Dataset content
————
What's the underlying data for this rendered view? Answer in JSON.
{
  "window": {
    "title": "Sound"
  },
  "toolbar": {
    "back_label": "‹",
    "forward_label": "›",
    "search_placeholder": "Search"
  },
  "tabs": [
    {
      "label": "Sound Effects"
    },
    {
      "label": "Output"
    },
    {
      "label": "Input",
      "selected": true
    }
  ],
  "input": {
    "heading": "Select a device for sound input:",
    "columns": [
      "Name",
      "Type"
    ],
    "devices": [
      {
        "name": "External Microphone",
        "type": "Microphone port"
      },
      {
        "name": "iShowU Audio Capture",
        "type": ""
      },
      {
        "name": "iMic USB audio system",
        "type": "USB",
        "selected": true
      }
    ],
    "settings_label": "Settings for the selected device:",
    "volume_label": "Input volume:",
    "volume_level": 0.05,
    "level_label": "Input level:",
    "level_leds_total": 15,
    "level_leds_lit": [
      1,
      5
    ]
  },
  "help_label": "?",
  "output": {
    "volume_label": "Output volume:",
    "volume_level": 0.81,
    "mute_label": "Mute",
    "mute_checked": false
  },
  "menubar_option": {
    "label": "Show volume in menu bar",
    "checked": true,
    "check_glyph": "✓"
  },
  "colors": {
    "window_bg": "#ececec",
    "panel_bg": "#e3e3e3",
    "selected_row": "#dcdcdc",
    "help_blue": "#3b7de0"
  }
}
————
Description of the task
Where a line holds "Microphone", copy that line.

Response to this task
        "name": "External Microphone",
        "type": "Microphone port"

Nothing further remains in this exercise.